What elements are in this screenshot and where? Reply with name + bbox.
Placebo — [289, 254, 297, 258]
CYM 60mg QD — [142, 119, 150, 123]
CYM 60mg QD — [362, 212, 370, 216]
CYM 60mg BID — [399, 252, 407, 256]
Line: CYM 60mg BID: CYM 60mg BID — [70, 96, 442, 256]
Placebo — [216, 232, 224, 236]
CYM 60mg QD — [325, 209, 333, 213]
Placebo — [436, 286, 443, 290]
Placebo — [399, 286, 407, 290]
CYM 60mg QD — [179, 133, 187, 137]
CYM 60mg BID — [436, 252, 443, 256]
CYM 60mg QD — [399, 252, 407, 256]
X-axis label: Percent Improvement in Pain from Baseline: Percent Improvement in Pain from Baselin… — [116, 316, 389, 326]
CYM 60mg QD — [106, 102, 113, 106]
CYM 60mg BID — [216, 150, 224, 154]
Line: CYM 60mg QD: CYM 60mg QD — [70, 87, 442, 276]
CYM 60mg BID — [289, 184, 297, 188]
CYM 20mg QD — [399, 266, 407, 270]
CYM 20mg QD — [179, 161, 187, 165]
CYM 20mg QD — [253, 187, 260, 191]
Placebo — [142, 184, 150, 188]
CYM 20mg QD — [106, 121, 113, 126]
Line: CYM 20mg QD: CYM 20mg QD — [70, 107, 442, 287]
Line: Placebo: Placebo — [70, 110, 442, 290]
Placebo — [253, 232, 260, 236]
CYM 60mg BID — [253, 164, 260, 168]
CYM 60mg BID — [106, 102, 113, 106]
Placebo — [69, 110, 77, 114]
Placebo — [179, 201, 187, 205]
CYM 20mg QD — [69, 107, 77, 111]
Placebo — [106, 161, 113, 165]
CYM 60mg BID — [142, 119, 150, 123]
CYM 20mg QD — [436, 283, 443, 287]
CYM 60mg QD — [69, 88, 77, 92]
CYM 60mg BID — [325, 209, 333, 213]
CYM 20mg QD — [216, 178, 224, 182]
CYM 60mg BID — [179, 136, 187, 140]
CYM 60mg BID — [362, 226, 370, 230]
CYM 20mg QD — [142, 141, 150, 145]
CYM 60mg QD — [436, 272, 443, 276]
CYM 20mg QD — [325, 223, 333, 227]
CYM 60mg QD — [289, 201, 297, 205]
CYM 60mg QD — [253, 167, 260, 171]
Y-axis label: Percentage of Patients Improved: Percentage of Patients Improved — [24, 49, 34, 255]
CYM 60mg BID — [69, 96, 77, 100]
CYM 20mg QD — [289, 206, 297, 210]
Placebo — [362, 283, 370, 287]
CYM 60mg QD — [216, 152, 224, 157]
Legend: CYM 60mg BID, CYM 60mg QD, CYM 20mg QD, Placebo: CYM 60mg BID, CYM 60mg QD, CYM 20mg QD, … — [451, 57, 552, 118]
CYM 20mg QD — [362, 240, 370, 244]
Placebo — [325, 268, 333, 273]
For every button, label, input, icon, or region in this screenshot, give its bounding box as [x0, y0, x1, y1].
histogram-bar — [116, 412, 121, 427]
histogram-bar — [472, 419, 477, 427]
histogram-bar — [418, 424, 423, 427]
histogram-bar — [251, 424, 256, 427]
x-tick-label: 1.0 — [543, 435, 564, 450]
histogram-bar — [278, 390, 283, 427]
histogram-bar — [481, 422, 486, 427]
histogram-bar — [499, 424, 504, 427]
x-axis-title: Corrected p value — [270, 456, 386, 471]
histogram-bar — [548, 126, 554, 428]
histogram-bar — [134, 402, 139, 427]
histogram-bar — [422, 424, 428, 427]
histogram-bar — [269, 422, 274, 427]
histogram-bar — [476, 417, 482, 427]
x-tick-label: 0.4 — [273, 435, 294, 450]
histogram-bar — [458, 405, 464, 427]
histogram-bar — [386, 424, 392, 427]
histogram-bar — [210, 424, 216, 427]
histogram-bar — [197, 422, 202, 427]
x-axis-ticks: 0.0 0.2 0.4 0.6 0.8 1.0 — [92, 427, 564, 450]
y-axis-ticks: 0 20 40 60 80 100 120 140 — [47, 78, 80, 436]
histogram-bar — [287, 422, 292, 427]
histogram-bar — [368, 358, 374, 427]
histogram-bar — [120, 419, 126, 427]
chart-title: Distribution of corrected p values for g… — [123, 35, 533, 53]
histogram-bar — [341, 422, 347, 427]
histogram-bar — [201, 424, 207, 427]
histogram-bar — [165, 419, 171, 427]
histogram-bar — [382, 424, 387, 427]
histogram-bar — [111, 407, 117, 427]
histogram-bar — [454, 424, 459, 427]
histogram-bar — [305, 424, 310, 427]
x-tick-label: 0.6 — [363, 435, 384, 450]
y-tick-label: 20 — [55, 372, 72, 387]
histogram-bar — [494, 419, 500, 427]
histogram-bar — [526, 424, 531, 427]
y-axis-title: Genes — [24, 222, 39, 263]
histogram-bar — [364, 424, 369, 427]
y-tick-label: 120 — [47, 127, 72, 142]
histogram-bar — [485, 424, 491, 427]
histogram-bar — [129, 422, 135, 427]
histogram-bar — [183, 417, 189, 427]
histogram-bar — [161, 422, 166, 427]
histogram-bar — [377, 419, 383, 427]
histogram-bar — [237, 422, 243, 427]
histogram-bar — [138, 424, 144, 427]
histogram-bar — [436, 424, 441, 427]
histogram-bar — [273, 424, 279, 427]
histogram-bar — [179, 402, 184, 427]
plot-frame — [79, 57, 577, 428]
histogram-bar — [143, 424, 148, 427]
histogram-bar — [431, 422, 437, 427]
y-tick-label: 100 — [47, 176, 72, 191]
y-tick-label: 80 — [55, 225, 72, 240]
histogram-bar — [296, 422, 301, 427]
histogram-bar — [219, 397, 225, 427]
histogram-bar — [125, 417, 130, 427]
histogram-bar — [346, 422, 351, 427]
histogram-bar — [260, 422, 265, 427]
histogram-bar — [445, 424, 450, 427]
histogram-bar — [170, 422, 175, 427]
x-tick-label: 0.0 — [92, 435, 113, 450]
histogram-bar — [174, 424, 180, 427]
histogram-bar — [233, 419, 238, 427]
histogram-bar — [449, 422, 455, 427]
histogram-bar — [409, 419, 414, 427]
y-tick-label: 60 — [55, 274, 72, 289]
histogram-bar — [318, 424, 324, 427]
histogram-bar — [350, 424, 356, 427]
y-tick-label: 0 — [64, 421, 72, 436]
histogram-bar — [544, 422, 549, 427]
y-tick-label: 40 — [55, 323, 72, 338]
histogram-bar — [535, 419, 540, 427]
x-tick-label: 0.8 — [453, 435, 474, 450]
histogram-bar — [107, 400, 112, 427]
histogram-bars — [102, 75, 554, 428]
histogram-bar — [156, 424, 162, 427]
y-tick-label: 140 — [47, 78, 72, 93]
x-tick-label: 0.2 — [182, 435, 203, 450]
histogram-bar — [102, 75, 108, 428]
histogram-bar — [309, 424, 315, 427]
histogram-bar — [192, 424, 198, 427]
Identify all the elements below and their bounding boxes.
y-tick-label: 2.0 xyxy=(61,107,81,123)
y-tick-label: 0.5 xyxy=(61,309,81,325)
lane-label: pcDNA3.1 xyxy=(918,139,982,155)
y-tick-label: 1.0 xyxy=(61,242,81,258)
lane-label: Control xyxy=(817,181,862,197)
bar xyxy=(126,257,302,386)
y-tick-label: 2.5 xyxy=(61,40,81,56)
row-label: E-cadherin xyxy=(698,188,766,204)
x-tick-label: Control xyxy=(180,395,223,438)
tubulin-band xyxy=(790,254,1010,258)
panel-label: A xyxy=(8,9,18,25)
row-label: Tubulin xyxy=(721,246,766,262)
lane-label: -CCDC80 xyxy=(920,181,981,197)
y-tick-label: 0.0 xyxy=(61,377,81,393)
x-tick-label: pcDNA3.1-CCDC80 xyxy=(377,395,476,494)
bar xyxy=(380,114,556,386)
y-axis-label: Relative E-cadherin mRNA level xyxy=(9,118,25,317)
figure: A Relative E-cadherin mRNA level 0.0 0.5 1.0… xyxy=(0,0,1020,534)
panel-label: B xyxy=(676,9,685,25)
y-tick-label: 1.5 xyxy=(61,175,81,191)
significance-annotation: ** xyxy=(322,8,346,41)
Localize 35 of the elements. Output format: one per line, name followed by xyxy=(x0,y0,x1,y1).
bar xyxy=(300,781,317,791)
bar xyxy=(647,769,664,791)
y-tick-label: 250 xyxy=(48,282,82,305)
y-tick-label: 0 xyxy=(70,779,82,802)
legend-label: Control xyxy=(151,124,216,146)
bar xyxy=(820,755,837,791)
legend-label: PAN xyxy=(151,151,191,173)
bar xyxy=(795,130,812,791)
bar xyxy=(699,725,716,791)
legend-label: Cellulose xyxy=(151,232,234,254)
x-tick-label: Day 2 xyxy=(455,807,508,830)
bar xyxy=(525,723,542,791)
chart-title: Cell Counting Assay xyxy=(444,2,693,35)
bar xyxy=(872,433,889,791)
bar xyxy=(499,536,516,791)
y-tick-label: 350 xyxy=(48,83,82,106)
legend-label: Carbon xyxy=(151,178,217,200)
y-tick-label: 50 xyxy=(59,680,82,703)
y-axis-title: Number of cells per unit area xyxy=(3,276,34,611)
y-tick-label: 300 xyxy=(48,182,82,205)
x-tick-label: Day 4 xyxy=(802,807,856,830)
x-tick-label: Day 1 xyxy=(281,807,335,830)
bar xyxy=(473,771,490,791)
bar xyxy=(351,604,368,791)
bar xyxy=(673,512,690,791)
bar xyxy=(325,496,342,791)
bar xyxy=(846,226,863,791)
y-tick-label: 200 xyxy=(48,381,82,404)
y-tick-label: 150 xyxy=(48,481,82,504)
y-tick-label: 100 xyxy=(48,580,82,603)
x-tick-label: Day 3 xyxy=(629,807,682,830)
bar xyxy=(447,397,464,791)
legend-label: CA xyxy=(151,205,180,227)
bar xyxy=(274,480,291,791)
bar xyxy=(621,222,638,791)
■ ■ ■
▶ _Task objective_:
Each line of the listing above that contains the word "chart" is to be copied.

▶ _Output for this task_:
chart-title: Distribution of corrected p values for g… — [123, 35, 533, 53]
chart-title: Cell Counting Assay xyxy=(444,2,693,35)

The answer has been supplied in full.